◆ WHAT YOU SHOULD DO ◆
Using the data below, please return every line exactly as given.

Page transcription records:
....
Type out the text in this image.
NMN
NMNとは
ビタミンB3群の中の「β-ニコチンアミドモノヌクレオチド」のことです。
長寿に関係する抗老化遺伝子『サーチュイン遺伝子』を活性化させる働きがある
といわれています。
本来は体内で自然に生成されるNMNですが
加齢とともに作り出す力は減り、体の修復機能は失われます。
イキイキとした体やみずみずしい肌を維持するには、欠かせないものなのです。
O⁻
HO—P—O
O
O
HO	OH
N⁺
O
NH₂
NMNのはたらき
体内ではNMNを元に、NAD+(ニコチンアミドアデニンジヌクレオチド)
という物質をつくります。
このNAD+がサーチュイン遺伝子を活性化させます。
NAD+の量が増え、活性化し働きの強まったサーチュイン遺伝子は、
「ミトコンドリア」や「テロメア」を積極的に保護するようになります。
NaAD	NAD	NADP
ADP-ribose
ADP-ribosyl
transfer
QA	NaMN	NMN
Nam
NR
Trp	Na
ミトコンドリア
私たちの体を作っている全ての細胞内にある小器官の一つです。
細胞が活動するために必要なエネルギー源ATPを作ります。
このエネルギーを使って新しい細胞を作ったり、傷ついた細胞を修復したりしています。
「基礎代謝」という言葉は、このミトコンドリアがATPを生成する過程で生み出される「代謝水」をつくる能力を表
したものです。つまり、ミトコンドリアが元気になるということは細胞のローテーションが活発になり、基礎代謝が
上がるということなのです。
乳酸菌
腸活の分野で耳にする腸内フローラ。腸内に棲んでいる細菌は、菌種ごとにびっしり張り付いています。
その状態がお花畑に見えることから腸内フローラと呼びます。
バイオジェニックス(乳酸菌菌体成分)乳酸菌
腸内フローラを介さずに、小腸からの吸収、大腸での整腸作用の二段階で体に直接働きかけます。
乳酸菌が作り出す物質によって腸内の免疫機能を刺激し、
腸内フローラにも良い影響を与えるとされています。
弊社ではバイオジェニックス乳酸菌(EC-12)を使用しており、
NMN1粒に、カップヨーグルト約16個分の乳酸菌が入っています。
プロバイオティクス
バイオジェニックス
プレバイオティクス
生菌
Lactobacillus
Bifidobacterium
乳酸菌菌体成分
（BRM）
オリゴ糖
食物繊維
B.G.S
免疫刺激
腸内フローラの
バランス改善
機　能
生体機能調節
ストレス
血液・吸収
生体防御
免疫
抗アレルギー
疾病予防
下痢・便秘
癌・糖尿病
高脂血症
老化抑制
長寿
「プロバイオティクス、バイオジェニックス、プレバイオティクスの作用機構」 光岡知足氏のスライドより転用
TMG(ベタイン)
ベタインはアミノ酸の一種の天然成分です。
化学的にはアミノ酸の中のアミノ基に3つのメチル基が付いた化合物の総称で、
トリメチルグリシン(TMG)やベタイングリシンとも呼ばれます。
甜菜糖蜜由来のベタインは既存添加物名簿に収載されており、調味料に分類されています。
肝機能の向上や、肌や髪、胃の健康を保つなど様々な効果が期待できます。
....
◆ YOUR SOLUTION ◆
Type out the text in this image.
NMN
NMNとは
ビタミンB3群の中の「β-ニコチンアミドモノヌクレオチド」のことです。
長寿に関係する抗老化遺伝子『サーチュイン遺伝子』を活性化させる働きがある
といわれています。
本来は体内で自然に生成されるNMNですが
加齢とともに作り出す力は減り、体の修復機能は失われます。
イキイキとした体やみずみずしい肌を維持するには、欠かせないものなのです。
O⁻
HO—P—O
O
O
HO	OH
N⁺
O
NH₂
NMNのはたらき
体内ではNMNを元に、NAD+(ニコチンアミドアデニンジヌクレオチド)
という物質をつくります。
このNAD+がサーチュイン遺伝子を活性化させます。
NAD+の量が増え、活性化し働きの強まったサーチュイン遺伝子は、
「ミトコンドリア」や「テロメア」を積極的に保護するようになります。
NaAD	NAD	NADP
ADP-ribose
ADP-ribosyl
transfer
QA	NaMN	NMN
Nam
NR
Trp	Na
ミトコンドリア
私たちの体を作っている全ての細胞内にある小器官の一つです。
細胞が活動するために必要なエネルギー源ATPを作ります。
このエネルギーを使って新しい細胞を作ったり、傷ついた細胞を修復したりしています。
「基礎代謝」という言葉は、このミトコンドリアがATPを生成する過程で生み出される「代謝水」をつくる能力を表
したものです。つまり、ミトコンドリアが元気になるということは細胞のローテーションが活発になり、基礎代謝が
上がるということなのです。
乳酸菌
腸活の分野で耳にする腸内フローラ。腸内に棲んでいる細菌は、菌種ごとにびっしり張り付いています。
その状態がお花畑に見えることから腸内フローラと呼びます。
バイオジェニックス(乳酸菌菌体成分)乳酸菌
腸内フローラを介さずに、小腸からの吸収、大腸での整腸作用の二段階で体に直接働きかけます。
乳酸菌が作り出す物質によって腸内の免疫機能を刺激し、
腸内フローラにも良い影響を与えるとされています。
弊社ではバイオジェニックス乳酸菌(EC-12)を使用しており、
NMN1粒に、カップヨーグルト約16個分の乳酸菌が入っています。
プロバイオティクス
バイオジェニックス
プレバイオティクス
生菌
Lactobacillus
Bifidobacterium
乳酸菌菌体成分
（BRM）
オリゴ糖
食物繊維
B.G.S
免疫刺激
腸内フローラの
バランス改善
機　能
生体機能調節
ストレス
血液・吸収
生体防御
免疫
抗アレルギー
疾病予防
下痢・便秘
癌・糖尿病
高脂血症
老化抑制
長寿
「プロバイオティクス、バイオジェニックス、プレバイオティクスの作用機構」 光岡知足氏のスライドより転用
TMG(ベタイン)
ベタインはアミノ酸の一種の天然成分です。
化学的にはアミノ酸の中のアミノ基に3つのメチル基が付いた化合物の総称で、
トリメチルグリシン(TMG)やベタイングリシンとも呼ばれます。
甜菜糖蜜由来のベタインは既存添加物名簿に収載されており、調味料に分類されています。
肝機能の向上や、肌や髪、胃の健康を保つなど様々な効果が期待できます。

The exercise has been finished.